В 1916 г. выходит ІІ том «Сошного письма», в дневнике по этому поводу есть запись: «Мне дороже всего, чтобы были оценены и признаны основные мысли моей работы. Я уверен, что если они будут переварены и усвоены исторической наукой, то окажут большое влияние на последующие работы и приложение их к некоторым основным вопросам русской истории может дать очень хорошие плоды» (5, № 2, 2000 г., с. 108). Веселовский знает себе цену, шутя называет себя «гением». В нем много сложного и глубокого, сконцентрирована огромная энергия и психическая напряженность, порою он опасен даже для самого себя. В эти годы в Веселовском мало равновесия, многие трудности и сложности, которые он описывает, зачастую им выдумываются: «Природа дала много, но за свою щедрость наградила вечной неудовлетворенностью. Или это оборотная сторона, „проклятия талантливости“ (5, № 2, 2000 г., с. 111). Тема „проклятия талантливостью“ частая в дневнике, он заворожен ею, ведь она позволяет ему называть себя гением и объясняет причины его несчастливой личной жизни. Веселовский увлечен собой всерьез и надолго, он настолько самодостаточен, что в действительности ему никто не нужен, ни друг, ни любимая женщина. Его задача проста, прежде чем покинуть этот мир, успеть оставить для потомков нужное дело. „Мне кажется, что я только начинаю работать, как следует, во всеоружии знаний и навыков, и что надеюсь дать еще ряд работ, не менее крупных и значительных, чем „Сошное письмо“ (5, № 2, 2000 г., с. 107). Но эти слова так и не стали пророческими. Жизнь больше не дала ему ни возможностей, ни сил, написать, что-то еще значительнее и грандиозней по замыслу, чем «Сошное письмо“. О, нет, он не выдохся, для Веселовского это невозможно, но остановился. Был предназначен и способен к высоким полетам, но в мире, в котором он жил, неба не существовало, а потому – Прометей не зажег нового огня. Его лебединая песня оборвалась на полуслове.

════

→ ЗАДАНИЕ
Продолжите отрывок о Веселовском и его дневнике после последнего предложения.

════

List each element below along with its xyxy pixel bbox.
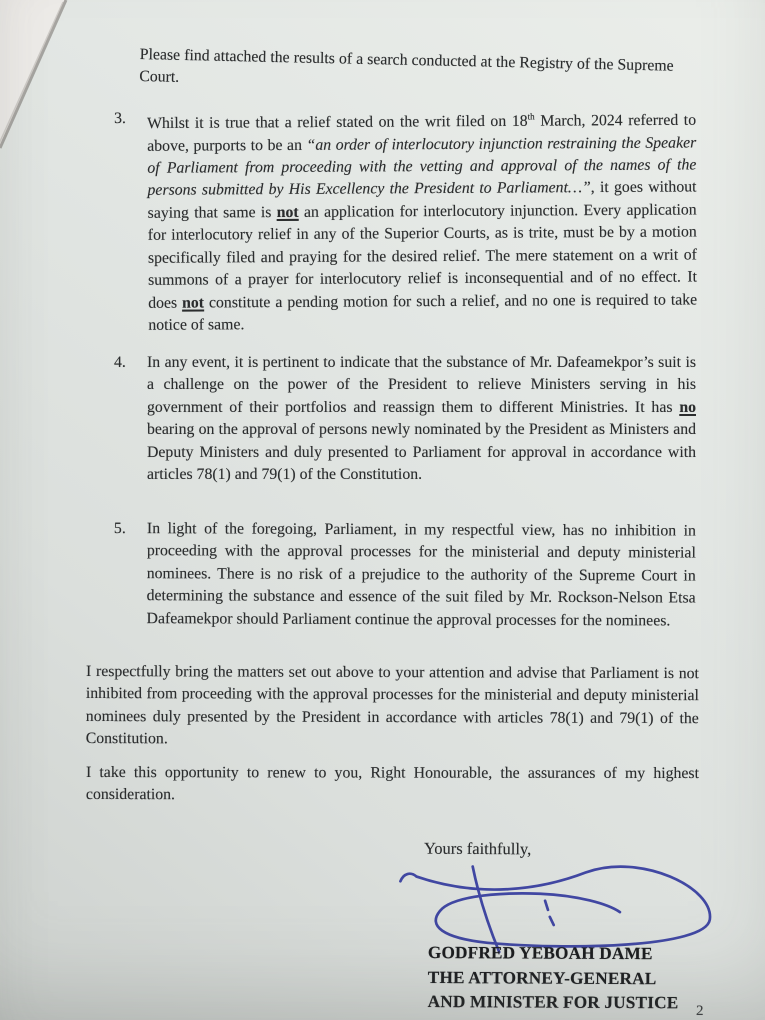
- item-text: In light of the foregoing, Parliament, in my respectful view, has no inhibition in proceeding with the approval processes for the ministerial and deputy ministerial nominees. There is no risk of a prejudice to the authority of the Supreme Court in determining the substance and essence of the suit filed by Mr. Rockson-Nelson Etsa Dafeamekpor should Parliament continue the approval processes for the nominees.: [146, 520, 696, 630]
- signatory-block: [428, 941, 679, 1016]
- closing-paragraph-1: I respectfully bring the matters set out above to your attention and advise that Parliament is not inhibited from proceeding with the approval processes for the ministerial and deputy ministerial nominees duly presented by the President in accordance with articles 78(1) and 79(1) of the Constitution.: [85, 663, 699, 748]
- underlying-page-corner-icon: [0, 0, 82, 162]
- closing-paragraph-2: I take this opportunity to renew to you, Right Honourable, the assurances of my highest consideration.: [85, 764, 699, 804]
- item-number: 4.: [114, 354, 126, 371]
- signatory-title-1: THE ATTORNEY-GENERAL: [427, 967, 657, 988]
- list-item-4: [114, 352, 696, 486]
- signatory-title-2: AND MINISTER FOR JUSTICE: [427, 991, 679, 1013]
- list-item-5: [114, 518, 696, 633]
- item-text: Whilst it is true that a relief stated on the writ filed on 18th March, 2024 referred to above, purports to be an “an order of interlocutory injunction restraining the Speaker of Parliament from proceeding with the vetting and approval of the names of the persons submitted by His Excellency the President to Parliament…”, it goes without saying that same is not an application for interlocutory injunction. Every application for interlocutory relief in any of the Superior Courts, as is trite, must be by a motion specifically filed and praying for the desired relief. The mere statement on a writ of summons of a prayer for interlocutory relief is inconsequential and of no effect. It does not constitute a pending motion for such a relief, and no one is required to take notice of same.: [147, 111, 698, 334]
- page-number: 2: [696, 1003, 704, 1019]
- signatory-name: GODFRED YEBOAH DAME: [427, 943, 653, 964]
- item-number: 5.: [113, 520, 126, 538]
- item-text: In any event, it is pertinent to indicate that the substance of Mr. Dafeamekpor’s suit is a challenge on the power of the President to relieve Ministers serving in his government of their portfolios and reassign them to different Ministries. It has no bearing on the approval of persons newly nominated by the President as Ministers and Deputy Ministers and duly presented to Parliament for approval in accordance with articles 78(1) and 79(1) of the Constitution.: [147, 354, 696, 484]
- list-item-3: [114, 104, 697, 337]
- item-number: 3.: [114, 109, 126, 127]
- valediction: Yours faithfully,: [423, 838, 532, 859]
- intro-paragraph: Please find attached the results of a search conducted at the Registry of the Supreme Court.: [139, 45, 674, 87]
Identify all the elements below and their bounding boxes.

════

→ ОТВЕТ
В 1917 г. минуя все предварительные формальности, в «уважение заслуг», Веселовскому присваивают звание доктора истории русского права, в этом же году он становится профессором Московского университета. Это назначение окончательно утверждает его в научной среде, как историка-профессионала. Столь радостное и долгожданное событие, чувство гордости за себя и сознания выполняемого долга были смазаны надвигающейся катастрофой. Впервые в жизни Веселовский, теперь уже бывший богач, прочувствовал на себе, что такое бедность и безденежье. Для его семьи началось голодное время. Чтобы как-то прокормиться Веселовские выезжают в имение Татариновка, где какое-то время он занимается пчеловодством. Но все это продлится недолго. В этом же году его приглашают работать в Центрархив, специально созданный для спасения ценнейших документов. В силу тяжелой обстановки в стране, об издании его новых работ не могло быть и речи. Эта ситуация сохранится до 1926 г.
В 1917 г. у Веселовского начинается дружба с И. Буниным, она будет недолгой, но содержательной. Этим двум скептикам было интересно друг с другом: «Мы с ним очень во многом сходимся». Краткий миг забвения, через несколько месяцев их дороги разойдутся навсегда. И Веселовский опять останется один.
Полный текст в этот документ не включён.